-- Start EXERCISE INPUT --
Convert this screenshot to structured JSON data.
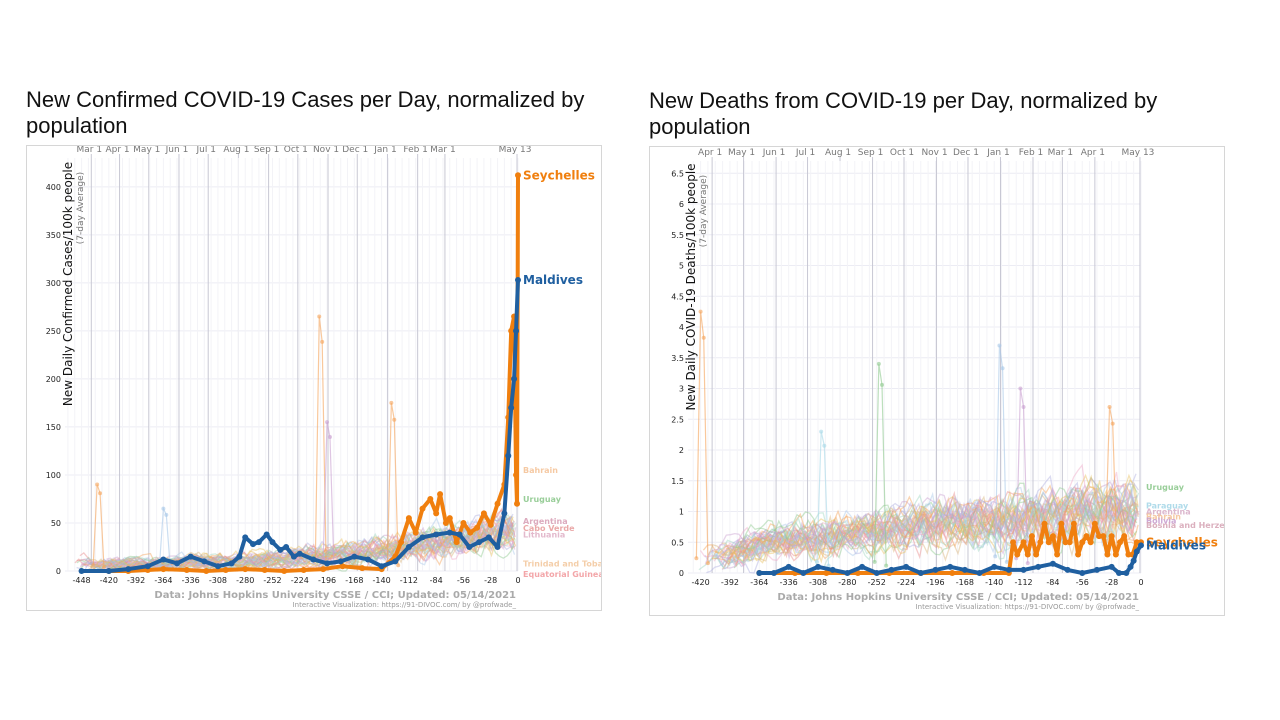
{
  "chart_data": [
    {
      "type": "line",
      "title": "New Confirmed COVID-19 Cases per Day, normalized by population",
      "ylabel": "New Daily Confirmed Cases/100k people",
      "ylabel_sub": "(7-day Average)",
      "xlim": [
        -465,
        0
      ],
      "ylim": [
        0,
        430
      ],
      "x_ticks": [
        -448,
        -420,
        -392,
        -364,
        -336,
        -308,
        -280,
        -252,
        -224,
        -196,
        -168,
        -140,
        -112,
        -84,
        -56,
        -28,
        0
      ],
      "y_ticks": [
        0,
        50,
        100,
        150,
        200,
        250,
        300,
        350,
        400
      ],
      "months": [
        {
          "label": "Mar 1",
          "x": -438
        },
        {
          "label": "Apr 1",
          "x": -409
        },
        {
          "label": "May 1",
          "x": -379
        },
        {
          "label": "Jun 1",
          "x": -348
        },
        {
          "label": "Jul 1",
          "x": -318
        },
        {
          "label": "Aug 1",
          "x": -287
        },
        {
          "label": "Sep 1",
          "x": -256
        },
        {
          "label": "Oct 1",
          "x": -226
        },
        {
          "label": "Nov 1",
          "x": -195
        },
        {
          "label": "Dec 1",
          "x": -165
        },
        {
          "label": "Jan 1",
          "x": -134
        },
        {
          "label": "Feb 1",
          "x": -103
        },
        {
          "label": "Mar 1",
          "x": -75
        },
        {
          "label": "May 13",
          "x": -1
        }
      ],
      "series": [
        {
          "name": "Seychelles",
          "color": "#f07f0e",
          "x": [
            -420,
            -400,
            -380,
            -364,
            -340,
            -320,
            -300,
            -280,
            -260,
            -240,
            -220,
            -200,
            -180,
            -160,
            -140,
            -126,
            -120,
            -112,
            -105,
            -98,
            -90,
            -84,
            -80,
            -74,
            -70,
            -63,
            -56,
            -49,
            -42,
            -35,
            -28,
            -21,
            -14,
            -10,
            -7,
            -4,
            -2,
            -1,
            0
          ],
          "values": [
            0,
            0,
            1,
            2,
            1,
            0,
            1,
            2,
            1,
            0,
            1,
            2,
            5,
            3,
            2,
            15,
            30,
            55,
            40,
            65,
            75,
            60,
            80,
            50,
            55,
            30,
            50,
            40,
            45,
            60,
            48,
            70,
            90,
            160,
            250,
            265,
            100,
            70,
            412
          ]
        },
        {
          "name": "Maldives",
          "color": "#1f5fa0",
          "x": [
            -448,
            -420,
            -400,
            -380,
            -364,
            -350,
            -336,
            -322,
            -308,
            -294,
            -286,
            -280,
            -272,
            -266,
            -258,
            -252,
            -244,
            -238,
            -230,
            -224,
            -210,
            -196,
            -182,
            -168,
            -154,
            -140,
            -126,
            -112,
            -98,
            -84,
            -70,
            -60,
            -50,
            -40,
            -30,
            -21,
            -14,
            -10,
            -7,
            -4,
            -2,
            0
          ],
          "values": [
            0,
            0,
            2,
            5,
            12,
            8,
            15,
            10,
            5,
            8,
            15,
            35,
            28,
            30,
            38,
            30,
            22,
            25,
            15,
            18,
            12,
            8,
            10,
            15,
            12,
            5,
            10,
            25,
            35,
            38,
            40,
            38,
            25,
            30,
            35,
            25,
            60,
            120,
            170,
            200,
            250,
            303
          ]
        },
        {
          "name": "Bahrain",
          "values_note": "label only",
          "color": "#f5c49a"
        },
        {
          "name": "Uruguay",
          "color": "#8fc98f"
        },
        {
          "name": "Argentina",
          "color": "#d9a2b8"
        },
        {
          "name": "Cabo Verde",
          "color": "#e8a0a0"
        },
        {
          "name": "Lithuania",
          "color": "#e0b3c8"
        },
        {
          "name": "Trinidad and Tobago",
          "color": "#f3c9a0"
        },
        {
          "name": "Equatorial Guinea",
          "color": "#f29da0"
        }
      ],
      "source": "Data: Johns Hopkins University CSSE / CCI; Updated: 05/14/2021",
      "credit": "Interactive Visualization: https://91-DIVOC.com/ by @profwade_"
    },
    {
      "type": "line",
      "title": "New Deaths from COVID-19 per Day, normalized by population",
      "ylabel": "New Daily COVID-19 Deaths/100k people",
      "ylabel_sub": "(7-day Average)",
      "xlim": [
        -432,
        0
      ],
      "ylim": [
        0,
        6.7
      ],
      "x_ticks": [
        -420,
        -392,
        -364,
        -336,
        -308,
        -280,
        -252,
        -224,
        -196,
        -168,
        -140,
        -112,
        -84,
        -56,
        -28,
        0
      ],
      "y_ticks": [
        0,
        0.5,
        1,
        1.5,
        2,
        2.5,
        3,
        3.5,
        4,
        4.5,
        5,
        5.5,
        6,
        6.5
      ],
      "months": [
        {
          "label": "Apr 1",
          "x": -409
        },
        {
          "label": "May 1",
          "x": -379
        },
        {
          "label": "Jun 1",
          "x": -348
        },
        {
          "label": "Jul 1",
          "x": -318
        },
        {
          "label": "Aug 1",
          "x": -287
        },
        {
          "label": "Sep 1",
          "x": -256
        },
        {
          "label": "Oct 1",
          "x": -226
        },
        {
          "label": "Nov 1",
          "x": -195
        },
        {
          "label": "Dec 1",
          "x": -165
        },
        {
          "label": "Jan 1",
          "x": -134
        },
        {
          "label": "Feb 1",
          "x": -103
        },
        {
          "label": "Mar 1",
          "x": -75
        },
        {
          "label": "Apr 1",
          "x": -44
        },
        {
          "label": "May 13",
          "x": -1
        }
      ],
      "series": [
        {
          "name": "Seychelles",
          "color": "#f07f0e",
          "x": [
            -364,
            -330,
            -300,
            -270,
            -240,
            -210,
            -180,
            -150,
            -126,
            -122,
            -118,
            -112,
            -108,
            -104,
            -100,
            -96,
            -92,
            -88,
            -84,
            -80,
            -76,
            -72,
            -68,
            -64,
            -60,
            -56,
            -52,
            -48,
            -44,
            -40,
            -36,
            -32,
            -28,
            -24,
            -20,
            -16,
            -12,
            -8,
            -4,
            0
          ],
          "values": [
            0,
            0,
            0,
            0,
            0,
            0,
            0,
            0,
            0,
            0.5,
            0.3,
            0.5,
            0.3,
            0.6,
            0.3,
            0.5,
            0.8,
            0.5,
            0.6,
            0.3,
            0.8,
            0.5,
            0.5,
            0.8,
            0.3,
            0.5,
            0.6,
            0.5,
            0.8,
            0.6,
            0.6,
            0.3,
            0.6,
            0.3,
            0.5,
            0.6,
            0.3,
            0.3,
            0.5,
            0.5
          ]
        },
        {
          "name": "Maldives",
          "color": "#1f5fa0",
          "x": [
            -364,
            -350,
            -336,
            -322,
            -308,
            -294,
            -280,
            -266,
            -252,
            -238,
            -224,
            -210,
            -196,
            -182,
            -168,
            -154,
            -140,
            -126,
            -112,
            -98,
            -84,
            -70,
            -56,
            -42,
            -28,
            -21,
            -14,
            -10,
            -7,
            -4,
            0
          ],
          "values": [
            0,
            0,
            0.1,
            0,
            0.1,
            0.05,
            0,
            0.1,
            0,
            0.05,
            0.1,
            0,
            0.05,
            0.1,
            0.05,
            0,
            0.1,
            0.05,
            0.05,
            0.1,
            0.15,
            0.05,
            0,
            0.05,
            0.1,
            0,
            0,
            0.1,
            0.2,
            0.35,
            0.45
          ]
        },
        {
          "name": "Uruguay",
          "color": "#8fc98f"
        },
        {
          "name": "Paraguay",
          "color": "#a8d8e8"
        },
        {
          "name": "Argentina",
          "color": "#d9b0c8"
        },
        {
          "name": "Bahrain",
          "color": "#f5c49a"
        },
        {
          "name": "Bolivia",
          "color": "#c9a0d0"
        },
        {
          "name": "Bosnia and Herzegovina",
          "color": "#d8a8b8"
        }
      ],
      "source": "Data: Johns Hopkins University CSSE / CCI; Updated: 05/14/2021",
      "credit": "Interactive Visualization: https://91-DIVOC.com/ by @profwade_"
    }
  ],
  "labels": {
    "left_title_line1": "New Confirmed COVID-19 Cases per Day, normalized by",
    "left_title_line2": "population",
    "right_title_line1": "New Deaths from COVID-19 per Day, normalized by",
    "right_title_line2": "population",
    "left_minor": [
      "Argentina",
      "Cabo Verde",
      "Lithuania",
      "Trinidad and Toba",
      "Equatorial Guinea"
    ],
    "right_minor": [
      "Paraguay",
      "Argentina",
      "Bahrain",
      "Bolivia",
      "Bosnia and Herzeg"
    ]
  },
  "colors": {
    "palette": [
      "#f5a35a",
      "#8fc98f",
      "#e88c8c",
      "#a8c8e8",
      "#c9a0d0",
      "#d9b37a",
      "#f0a8c8",
      "#a0d8c0",
      "#e8c060",
      "#b0b0e0"
    ]
  }
}
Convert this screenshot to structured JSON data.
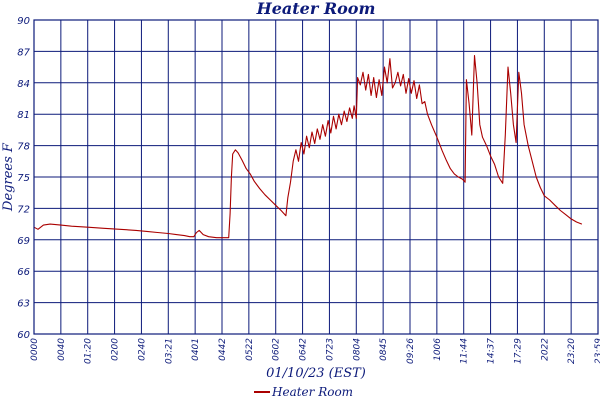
-- End EXERCISE INPUT --
=== WHAT YOU ARE ASKED TO DO ===
Report how many lines in the listing include the word "Confirmed". Give nothing but the count.

=== SOLUTION BELOW ===
3